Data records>
## Begin

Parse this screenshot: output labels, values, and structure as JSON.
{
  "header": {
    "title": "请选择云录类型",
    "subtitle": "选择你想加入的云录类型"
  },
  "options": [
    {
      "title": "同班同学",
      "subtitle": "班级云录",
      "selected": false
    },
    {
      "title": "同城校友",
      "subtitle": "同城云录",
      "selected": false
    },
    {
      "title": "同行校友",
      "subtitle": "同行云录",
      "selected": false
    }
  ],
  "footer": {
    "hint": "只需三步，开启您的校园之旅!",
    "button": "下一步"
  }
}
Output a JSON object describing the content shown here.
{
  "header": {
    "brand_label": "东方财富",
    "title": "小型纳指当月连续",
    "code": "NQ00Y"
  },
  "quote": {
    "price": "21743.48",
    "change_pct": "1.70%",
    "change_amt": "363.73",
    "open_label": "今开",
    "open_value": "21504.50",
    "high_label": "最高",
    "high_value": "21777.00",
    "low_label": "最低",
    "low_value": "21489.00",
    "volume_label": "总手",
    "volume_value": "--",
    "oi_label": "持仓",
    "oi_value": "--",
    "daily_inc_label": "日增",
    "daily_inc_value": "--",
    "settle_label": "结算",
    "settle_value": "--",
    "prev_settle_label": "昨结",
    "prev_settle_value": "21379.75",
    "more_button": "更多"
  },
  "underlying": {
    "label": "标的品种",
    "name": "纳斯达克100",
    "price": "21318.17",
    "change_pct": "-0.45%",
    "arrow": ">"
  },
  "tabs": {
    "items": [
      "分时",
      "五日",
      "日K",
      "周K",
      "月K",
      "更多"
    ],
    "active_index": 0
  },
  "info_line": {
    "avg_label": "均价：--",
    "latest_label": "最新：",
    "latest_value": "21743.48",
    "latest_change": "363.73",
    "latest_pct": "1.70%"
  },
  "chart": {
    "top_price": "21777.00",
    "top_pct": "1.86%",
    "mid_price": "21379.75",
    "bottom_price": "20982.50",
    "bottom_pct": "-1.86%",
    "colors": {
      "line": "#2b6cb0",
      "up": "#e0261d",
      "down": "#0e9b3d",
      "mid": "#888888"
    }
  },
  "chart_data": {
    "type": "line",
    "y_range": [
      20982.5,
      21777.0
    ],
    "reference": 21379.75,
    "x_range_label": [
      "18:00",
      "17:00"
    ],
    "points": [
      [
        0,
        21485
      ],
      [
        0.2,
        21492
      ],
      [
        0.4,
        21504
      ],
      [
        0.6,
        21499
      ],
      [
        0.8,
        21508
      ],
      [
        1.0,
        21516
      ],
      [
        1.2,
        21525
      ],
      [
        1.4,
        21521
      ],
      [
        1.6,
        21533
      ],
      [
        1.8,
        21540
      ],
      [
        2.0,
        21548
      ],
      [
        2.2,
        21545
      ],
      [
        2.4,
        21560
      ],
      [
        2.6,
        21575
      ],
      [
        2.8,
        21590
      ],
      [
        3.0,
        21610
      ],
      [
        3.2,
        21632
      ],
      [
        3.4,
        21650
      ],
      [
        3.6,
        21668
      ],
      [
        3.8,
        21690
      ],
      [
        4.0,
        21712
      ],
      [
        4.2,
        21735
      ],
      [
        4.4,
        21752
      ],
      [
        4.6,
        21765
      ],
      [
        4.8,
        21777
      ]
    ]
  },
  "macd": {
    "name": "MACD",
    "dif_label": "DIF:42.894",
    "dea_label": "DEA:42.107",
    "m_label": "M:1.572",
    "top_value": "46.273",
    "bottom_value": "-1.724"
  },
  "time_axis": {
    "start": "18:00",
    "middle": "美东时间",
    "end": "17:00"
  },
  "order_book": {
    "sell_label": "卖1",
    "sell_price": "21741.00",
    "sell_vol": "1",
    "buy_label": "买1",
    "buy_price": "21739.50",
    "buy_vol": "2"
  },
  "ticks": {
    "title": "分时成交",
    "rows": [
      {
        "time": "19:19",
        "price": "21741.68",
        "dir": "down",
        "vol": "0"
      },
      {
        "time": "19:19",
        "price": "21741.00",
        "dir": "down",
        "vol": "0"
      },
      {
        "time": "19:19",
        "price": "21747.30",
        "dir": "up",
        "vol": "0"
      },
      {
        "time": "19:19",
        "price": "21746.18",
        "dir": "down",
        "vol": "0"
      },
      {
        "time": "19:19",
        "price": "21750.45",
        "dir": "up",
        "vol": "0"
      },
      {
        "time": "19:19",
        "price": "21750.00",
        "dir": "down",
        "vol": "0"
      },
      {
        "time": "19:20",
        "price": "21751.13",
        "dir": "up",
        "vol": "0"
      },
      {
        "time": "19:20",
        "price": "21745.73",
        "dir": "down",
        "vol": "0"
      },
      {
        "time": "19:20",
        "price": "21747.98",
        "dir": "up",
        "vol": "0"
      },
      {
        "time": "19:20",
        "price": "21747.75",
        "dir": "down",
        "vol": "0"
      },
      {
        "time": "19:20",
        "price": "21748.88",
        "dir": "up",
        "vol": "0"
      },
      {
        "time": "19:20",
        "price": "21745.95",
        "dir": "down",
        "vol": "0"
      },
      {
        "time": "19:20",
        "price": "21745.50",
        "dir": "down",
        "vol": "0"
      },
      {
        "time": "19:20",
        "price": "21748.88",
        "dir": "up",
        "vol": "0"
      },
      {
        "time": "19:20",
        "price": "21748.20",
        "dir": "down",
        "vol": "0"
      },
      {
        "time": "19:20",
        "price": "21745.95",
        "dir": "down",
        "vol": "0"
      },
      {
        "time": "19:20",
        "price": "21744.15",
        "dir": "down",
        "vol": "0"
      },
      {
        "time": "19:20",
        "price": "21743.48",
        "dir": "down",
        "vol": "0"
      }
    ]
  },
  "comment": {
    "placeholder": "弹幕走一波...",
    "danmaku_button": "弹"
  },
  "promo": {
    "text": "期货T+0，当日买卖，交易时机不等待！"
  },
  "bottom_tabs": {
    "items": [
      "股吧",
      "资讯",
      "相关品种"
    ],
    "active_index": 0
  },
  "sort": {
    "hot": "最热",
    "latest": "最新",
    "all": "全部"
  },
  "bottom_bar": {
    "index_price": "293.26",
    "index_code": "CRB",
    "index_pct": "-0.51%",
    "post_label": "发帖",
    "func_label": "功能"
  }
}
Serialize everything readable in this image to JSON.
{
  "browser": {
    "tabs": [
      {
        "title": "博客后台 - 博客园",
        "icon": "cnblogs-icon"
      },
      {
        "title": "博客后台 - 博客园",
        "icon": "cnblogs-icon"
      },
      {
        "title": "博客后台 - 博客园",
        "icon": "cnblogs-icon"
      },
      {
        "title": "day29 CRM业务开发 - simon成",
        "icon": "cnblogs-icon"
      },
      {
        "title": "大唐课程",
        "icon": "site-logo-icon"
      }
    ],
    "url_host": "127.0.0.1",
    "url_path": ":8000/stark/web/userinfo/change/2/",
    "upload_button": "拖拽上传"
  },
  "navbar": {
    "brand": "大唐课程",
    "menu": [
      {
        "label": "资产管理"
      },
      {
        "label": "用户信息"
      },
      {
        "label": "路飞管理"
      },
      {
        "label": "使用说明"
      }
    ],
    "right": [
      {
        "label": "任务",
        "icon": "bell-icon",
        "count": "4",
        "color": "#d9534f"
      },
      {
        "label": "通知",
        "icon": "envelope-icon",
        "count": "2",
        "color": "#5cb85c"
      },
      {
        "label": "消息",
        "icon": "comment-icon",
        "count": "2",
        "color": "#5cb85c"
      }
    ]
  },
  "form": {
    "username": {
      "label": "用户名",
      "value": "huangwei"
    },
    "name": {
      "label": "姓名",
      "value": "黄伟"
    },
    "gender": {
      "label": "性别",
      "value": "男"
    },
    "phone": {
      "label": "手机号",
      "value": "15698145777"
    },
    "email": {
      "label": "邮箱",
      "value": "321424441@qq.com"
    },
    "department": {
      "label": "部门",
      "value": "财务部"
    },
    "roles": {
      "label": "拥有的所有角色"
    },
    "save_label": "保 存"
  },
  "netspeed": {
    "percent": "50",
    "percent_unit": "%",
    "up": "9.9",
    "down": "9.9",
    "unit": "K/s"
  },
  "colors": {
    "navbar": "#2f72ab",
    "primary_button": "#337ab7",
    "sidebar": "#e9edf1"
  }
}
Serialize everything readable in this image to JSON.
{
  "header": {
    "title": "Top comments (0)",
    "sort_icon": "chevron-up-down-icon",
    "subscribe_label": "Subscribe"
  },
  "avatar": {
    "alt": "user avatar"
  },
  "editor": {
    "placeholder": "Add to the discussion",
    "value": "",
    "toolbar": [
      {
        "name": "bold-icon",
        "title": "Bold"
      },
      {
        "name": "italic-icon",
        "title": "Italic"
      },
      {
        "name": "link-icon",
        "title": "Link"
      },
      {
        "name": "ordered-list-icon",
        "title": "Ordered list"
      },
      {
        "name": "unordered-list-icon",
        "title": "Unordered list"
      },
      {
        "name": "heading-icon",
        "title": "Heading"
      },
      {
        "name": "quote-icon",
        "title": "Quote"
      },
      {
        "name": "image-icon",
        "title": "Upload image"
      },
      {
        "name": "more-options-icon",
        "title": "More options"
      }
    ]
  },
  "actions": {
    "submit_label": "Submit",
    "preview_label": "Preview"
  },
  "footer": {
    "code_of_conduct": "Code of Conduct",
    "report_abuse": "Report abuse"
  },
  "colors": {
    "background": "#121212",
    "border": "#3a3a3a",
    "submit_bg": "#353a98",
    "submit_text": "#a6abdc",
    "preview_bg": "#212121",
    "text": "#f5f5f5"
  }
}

## End

WHAT THE TASK REQUIRES>
Copy out all lines where the word "list" appears.

ANSWER TO THE EXERCISE>
        "name": "ordered-list-icon",
        "title": "Ordered list"
        "name": "unordered-list-icon",
        "title": "Unordered list"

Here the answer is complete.